Each line that follows should be printed again exactly as it stands.

Dataset records ->
:::::
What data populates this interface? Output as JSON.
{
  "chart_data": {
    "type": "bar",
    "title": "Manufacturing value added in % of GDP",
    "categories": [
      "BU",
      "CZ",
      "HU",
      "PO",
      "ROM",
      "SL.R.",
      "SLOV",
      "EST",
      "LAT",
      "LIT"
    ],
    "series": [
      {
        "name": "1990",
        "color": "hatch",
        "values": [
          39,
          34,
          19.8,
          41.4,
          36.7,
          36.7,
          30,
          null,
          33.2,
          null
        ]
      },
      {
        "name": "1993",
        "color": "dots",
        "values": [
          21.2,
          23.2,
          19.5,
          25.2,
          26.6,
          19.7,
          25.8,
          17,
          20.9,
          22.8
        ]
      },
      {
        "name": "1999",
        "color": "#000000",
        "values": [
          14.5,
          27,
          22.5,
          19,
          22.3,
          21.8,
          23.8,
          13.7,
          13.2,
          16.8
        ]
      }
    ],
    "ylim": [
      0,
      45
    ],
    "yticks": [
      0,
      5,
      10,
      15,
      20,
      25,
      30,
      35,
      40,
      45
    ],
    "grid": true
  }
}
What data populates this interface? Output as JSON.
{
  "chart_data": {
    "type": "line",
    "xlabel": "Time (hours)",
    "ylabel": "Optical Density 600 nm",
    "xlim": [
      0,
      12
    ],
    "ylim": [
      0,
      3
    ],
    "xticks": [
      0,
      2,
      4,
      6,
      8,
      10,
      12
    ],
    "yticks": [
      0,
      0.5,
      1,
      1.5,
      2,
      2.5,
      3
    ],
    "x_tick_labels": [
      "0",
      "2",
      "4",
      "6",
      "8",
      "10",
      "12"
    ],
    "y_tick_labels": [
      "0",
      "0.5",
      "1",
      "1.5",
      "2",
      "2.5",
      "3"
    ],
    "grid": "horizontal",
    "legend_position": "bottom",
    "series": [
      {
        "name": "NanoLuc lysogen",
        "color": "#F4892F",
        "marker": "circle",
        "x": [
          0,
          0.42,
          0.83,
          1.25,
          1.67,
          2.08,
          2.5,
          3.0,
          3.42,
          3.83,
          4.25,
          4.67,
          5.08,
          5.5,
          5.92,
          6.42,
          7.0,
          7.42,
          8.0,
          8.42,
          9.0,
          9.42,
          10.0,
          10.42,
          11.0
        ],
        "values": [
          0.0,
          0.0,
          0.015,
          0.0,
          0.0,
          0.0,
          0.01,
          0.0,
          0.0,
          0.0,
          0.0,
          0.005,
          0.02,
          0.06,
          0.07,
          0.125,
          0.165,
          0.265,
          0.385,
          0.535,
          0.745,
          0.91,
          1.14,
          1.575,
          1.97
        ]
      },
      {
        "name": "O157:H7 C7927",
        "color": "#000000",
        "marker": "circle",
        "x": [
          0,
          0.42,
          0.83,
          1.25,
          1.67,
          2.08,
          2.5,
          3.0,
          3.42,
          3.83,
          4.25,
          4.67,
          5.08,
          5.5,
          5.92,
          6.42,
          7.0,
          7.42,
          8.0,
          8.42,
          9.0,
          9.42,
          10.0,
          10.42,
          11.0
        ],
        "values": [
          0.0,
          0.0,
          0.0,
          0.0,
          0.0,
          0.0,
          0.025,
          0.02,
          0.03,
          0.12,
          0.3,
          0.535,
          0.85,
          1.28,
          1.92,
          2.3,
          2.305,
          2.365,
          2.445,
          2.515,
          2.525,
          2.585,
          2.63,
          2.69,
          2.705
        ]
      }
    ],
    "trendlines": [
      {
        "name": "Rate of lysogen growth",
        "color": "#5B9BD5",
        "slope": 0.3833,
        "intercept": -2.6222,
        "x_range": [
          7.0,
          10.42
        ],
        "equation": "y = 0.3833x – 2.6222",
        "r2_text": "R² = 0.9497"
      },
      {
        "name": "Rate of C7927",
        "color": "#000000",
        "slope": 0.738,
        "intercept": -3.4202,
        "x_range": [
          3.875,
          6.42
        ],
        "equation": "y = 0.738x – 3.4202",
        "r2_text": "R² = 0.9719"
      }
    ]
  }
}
:::::
Problem solution ->
What data populates this interface? Output as JSON.
{
  "chart_data": {
    "type": "bar",
    "title": "Manufacturing value added in % of GDP",
    "categories": [
      "BU",
      "CZ",
      "HU",
      "PO",
      "ROM",
      "SL.R.",
      "SLOV",
      "EST",
      "LAT",
      "LIT"
    ],
    "series": [
      {
        "name": "1990",
        "color": "hatch",
        "values": [
          39,
          34,
          19.8,
          41.4,
          36.7,
          36.7,
          30,
          null,
          33.2,
          null
        ]
      },
      {
        "name": "1993",
        "color": "dots",
        "values": [
          21.2,
          23.2,
          19.5,
          25.2,
          26.6,
          19.7,
          25.8,
          17,
          20.9,
          22.8
        ]
      },
      {
        "name": "1999",
        "color": "#000000",
        "values": [
          14.5,
          27,
          22.5,
          19,
          22.3,
          21.8,
          23.8,
          13.7,
          13.2,
          16.8
        ]
      }
    ],
    "ylim": [
      0,
      45
    ],
    "yticks": [
      0,
      5,
      10,
      15,
      20,
      25,
      30,
      35,
      40,
      45
    ],
    "grid": true
  }
}
What data populates this interface? Output as JSON.
{
  "chart_data": {
    "type": "line",
    "xlabel": "Time (hours)",
    "ylabel": "Optical Density 600 nm",
    "xlim": [
      0,
      12
    ],
    "ylim": [
      0,
      3
    ],
    "xticks": [
      0,
      2,
      4,
      6,
      8,
      10,
      12
    ],
    "yticks": [
      0,
      0.5,
      1,
      1.5,
      2,
      2.5,
      3
    ],
    "x_tick_labels": [
      "0",
      "2",
      "4",
      "6",
      "8",
      "10",
      "12"
    ],
    "y_tick_labels": [
      "0",
      "0.5",
      "1",
      "1.5",
      "2",
      "2.5",
      "3"
    ],
    "grid": "horizontal",
    "legend_position": "bottom",
    "series": [
      {
        "name": "NanoLuc lysogen",
        "color": "#F4892F",
        "marker": "circle",
        "x": [
          0,
          0.42,
          0.83,
          1.25,
          1.67,
          2.08,
          2.5,
          3.0,
          3.42,
          3.83,
          4.25,
          4.67,
          5.08,
          5.5,
          5.92,
          6.42,
          7.0,
          7.42,
          8.0,
          8.42,
          9.0,
          9.42,
          10.0,
          10.42,
          11.0
        ],
        "values": [
          0.0,
          0.0,
          0.015,
          0.0,
          0.0,
          0.0,
          0.01,
          0.0,
          0.0,
          0.0,
          0.0,
          0.005,
          0.02,
          0.06,
          0.07,
          0.125,
          0.165,
          0.265,
          0.385,
          0.535,
          0.745,
          0.91,
          1.14,
          1.575,
          1.97
        ]
      },
      {
        "name": "O157:H7 C7927",
        "color": "#000000",
        "marker": "circle",
        "x": [
          0,
          0.42,
          0.83,
          1.25,
          1.67,
          2.08,
          2.5,
          3.0,
          3.42,
          3.83,
          4.25,
          4.67,
          5.08,
          5.5,
          5.92,
          6.42,
          7.0,
          7.42,
          8.0,
          8.42,
          9.0,
          9.42,
          10.0,
          10.42,
          11.0
        ],
        "values": [
          0.0,
          0.0,
          0.0,
          0.0,
          0.0,
          0.0,
          0.025,
          0.02,
          0.03,
          0.12,
          0.3,
          0.535,
          0.85,
          1.28,
          1.92,
          2.3,
          2.305,
          2.365,
          2.445,
          2.515,
          2.525,
          2.585,
          2.63,
          2.69,
          2.705
        ]
      }
    ],
    "trendlines": [
      {
        "name": "Rate of lysogen growth",
        "color": "#5B9BD5",
        "slope": 0.3833,
        "intercept": -2.6222,
        "x_range": [
          7.0,
          10.42
        ],
        "equation": "y = 0.3833x – 2.6222",
        "r2_text": "R² = 0.9497"
      },
      {
        "name": "Rate of C7927",
        "color": "#000000",
        "slope": 0.738,
        "intercept": -3.4202,
        "x_range": [
          3.875,
          6.42
        ],
        "equation": "y = 0.738x – 3.4202",
        "r2_text": "R² = 0.9719"
      }
    ]
  }
}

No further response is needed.